Gegevensitems
"""

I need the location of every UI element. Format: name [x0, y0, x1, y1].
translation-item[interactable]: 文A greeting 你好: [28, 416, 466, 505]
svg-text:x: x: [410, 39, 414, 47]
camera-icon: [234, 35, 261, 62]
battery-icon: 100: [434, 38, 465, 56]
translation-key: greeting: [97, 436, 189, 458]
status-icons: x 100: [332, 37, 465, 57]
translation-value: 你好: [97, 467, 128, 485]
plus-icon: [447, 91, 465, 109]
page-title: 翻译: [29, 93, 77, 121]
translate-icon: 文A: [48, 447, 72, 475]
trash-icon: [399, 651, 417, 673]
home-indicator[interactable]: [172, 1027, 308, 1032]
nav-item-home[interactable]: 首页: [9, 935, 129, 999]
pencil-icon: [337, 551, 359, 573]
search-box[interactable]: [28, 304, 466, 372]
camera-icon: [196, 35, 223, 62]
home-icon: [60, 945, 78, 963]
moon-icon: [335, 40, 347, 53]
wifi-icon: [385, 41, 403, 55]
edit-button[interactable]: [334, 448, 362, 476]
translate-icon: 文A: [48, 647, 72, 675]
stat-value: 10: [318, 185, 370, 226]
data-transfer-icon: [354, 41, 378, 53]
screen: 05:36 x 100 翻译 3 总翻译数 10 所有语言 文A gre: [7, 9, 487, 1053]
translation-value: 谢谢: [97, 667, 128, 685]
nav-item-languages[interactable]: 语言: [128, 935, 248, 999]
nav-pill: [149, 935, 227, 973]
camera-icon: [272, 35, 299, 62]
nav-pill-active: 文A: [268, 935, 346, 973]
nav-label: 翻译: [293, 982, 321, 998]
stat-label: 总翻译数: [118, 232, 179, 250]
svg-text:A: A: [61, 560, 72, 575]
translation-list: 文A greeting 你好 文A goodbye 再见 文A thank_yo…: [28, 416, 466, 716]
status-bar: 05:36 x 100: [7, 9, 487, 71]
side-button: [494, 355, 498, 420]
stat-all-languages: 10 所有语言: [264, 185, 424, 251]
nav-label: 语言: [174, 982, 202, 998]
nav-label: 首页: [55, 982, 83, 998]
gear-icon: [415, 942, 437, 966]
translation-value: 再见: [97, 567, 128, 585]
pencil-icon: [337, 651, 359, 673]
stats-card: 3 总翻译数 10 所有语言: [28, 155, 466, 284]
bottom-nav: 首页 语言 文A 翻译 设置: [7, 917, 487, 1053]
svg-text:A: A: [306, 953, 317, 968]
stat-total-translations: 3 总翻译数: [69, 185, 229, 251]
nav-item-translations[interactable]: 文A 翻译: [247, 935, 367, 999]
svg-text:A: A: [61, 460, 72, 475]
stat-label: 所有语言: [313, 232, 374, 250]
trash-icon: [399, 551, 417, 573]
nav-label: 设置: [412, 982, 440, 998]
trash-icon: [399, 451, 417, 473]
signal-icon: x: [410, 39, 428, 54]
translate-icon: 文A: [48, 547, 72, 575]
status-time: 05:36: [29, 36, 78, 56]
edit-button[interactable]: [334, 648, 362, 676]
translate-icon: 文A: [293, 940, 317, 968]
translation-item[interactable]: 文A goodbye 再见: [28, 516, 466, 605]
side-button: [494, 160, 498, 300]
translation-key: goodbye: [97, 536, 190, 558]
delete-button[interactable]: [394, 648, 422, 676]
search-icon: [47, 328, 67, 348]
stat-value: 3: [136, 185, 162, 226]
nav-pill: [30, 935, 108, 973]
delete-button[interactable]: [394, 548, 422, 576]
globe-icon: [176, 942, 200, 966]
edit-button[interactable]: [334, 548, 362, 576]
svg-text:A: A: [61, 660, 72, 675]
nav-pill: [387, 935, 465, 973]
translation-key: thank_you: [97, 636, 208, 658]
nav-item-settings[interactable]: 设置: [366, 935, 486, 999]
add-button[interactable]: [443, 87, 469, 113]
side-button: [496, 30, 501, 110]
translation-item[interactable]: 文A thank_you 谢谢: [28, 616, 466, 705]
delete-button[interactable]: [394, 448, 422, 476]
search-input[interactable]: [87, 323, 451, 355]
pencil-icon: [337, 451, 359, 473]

"""

**Wat wordt gevraagd:** Schrijf de regels van de gegevens hierboven letterlijk over, vanaf het begin tot en met de regel met "svg-text:A: A: [61, 460, 72, 475]".

**Resultaat hieronder:**
I need the location of every UI element. Format: name [x0, y0, x1, y1].
translation-item[interactable]: 文A greeting 你好: [28, 416, 466, 505]
svg-text:x: x: [410, 39, 414, 47]
camera-icon: [234, 35, 261, 62]
battery-icon: 100: [434, 38, 465, 56]
translation-key: greeting: [97, 436, 189, 458]
status-icons: x 100: [332, 37, 465, 57]
translation-value: 你好: [97, 467, 128, 485]
plus-icon: [447, 91, 465, 109]
page-title: 翻译: [29, 93, 77, 121]
translate-icon: 文A: [48, 447, 72, 475]
trash-icon: [399, 651, 417, 673]
home-indicator[interactable]: [172, 1027, 308, 1032]
nav-item-home[interactable]: 首页: [9, 935, 129, 999]
pencil-icon: [337, 551, 359, 573]
search-box[interactable]: [28, 304, 466, 372]
camera-icon: [196, 35, 223, 62]
home-icon: [60, 945, 78, 963]
moon-icon: [335, 40, 347, 53]
wifi-icon: [385, 41, 403, 55]
edit-button[interactable]: [334, 448, 362, 476]
translate-icon: 文A: [48, 647, 72, 675]
stat-value: 10: [318, 185, 370, 226]
data-transfer-icon: [354, 41, 378, 53]
screen: 05:36 x 100 翻译 3 总翻译数 10 所有语言 文A gre: [7, 9, 487, 1053]
translation-value: 谢谢: [97, 667, 128, 685]
nav-item-languages[interactable]: 语言: [128, 935, 248, 999]
nav-pill: [149, 935, 227, 973]
camera-icon: [272, 35, 299, 62]
nav-pill-active: 文A: [268, 935, 346, 973]
nav-label: 翻译: [293, 982, 321, 998]
stat-label: 总翻译数: [118, 232, 179, 250]
svg-text:A: A: [61, 560, 72, 575]
translation-list: 文A greeting 你好 文A goodbye 再见 文A thank_yo…: [28, 416, 466, 716]
status-bar: 05:36 x 100: [7, 9, 487, 71]
side-button: [494, 355, 498, 420]
stat-all-languages: 10 所有语言: [264, 185, 424, 251]
nav-label: 语言: [174, 982, 202, 998]
nav-label: 首页: [55, 982, 83, 998]
gear-icon: [415, 942, 437, 966]
translation-value: 再见: [97, 567, 128, 585]
pencil-icon: [337, 651, 359, 673]
stats-card: 3 总翻译数 10 所有语言: [28, 155, 466, 284]
bottom-nav: 首页 语言 文A 翻译 设置: [7, 917, 487, 1053]
svg-text:A: A: [306, 953, 317, 968]
stat-total-translations: 3 总翻译数: [69, 185, 229, 251]
nav-item-translations[interactable]: 文A 翻译: [247, 935, 367, 999]
svg-text:A: A: [61, 460, 72, 475]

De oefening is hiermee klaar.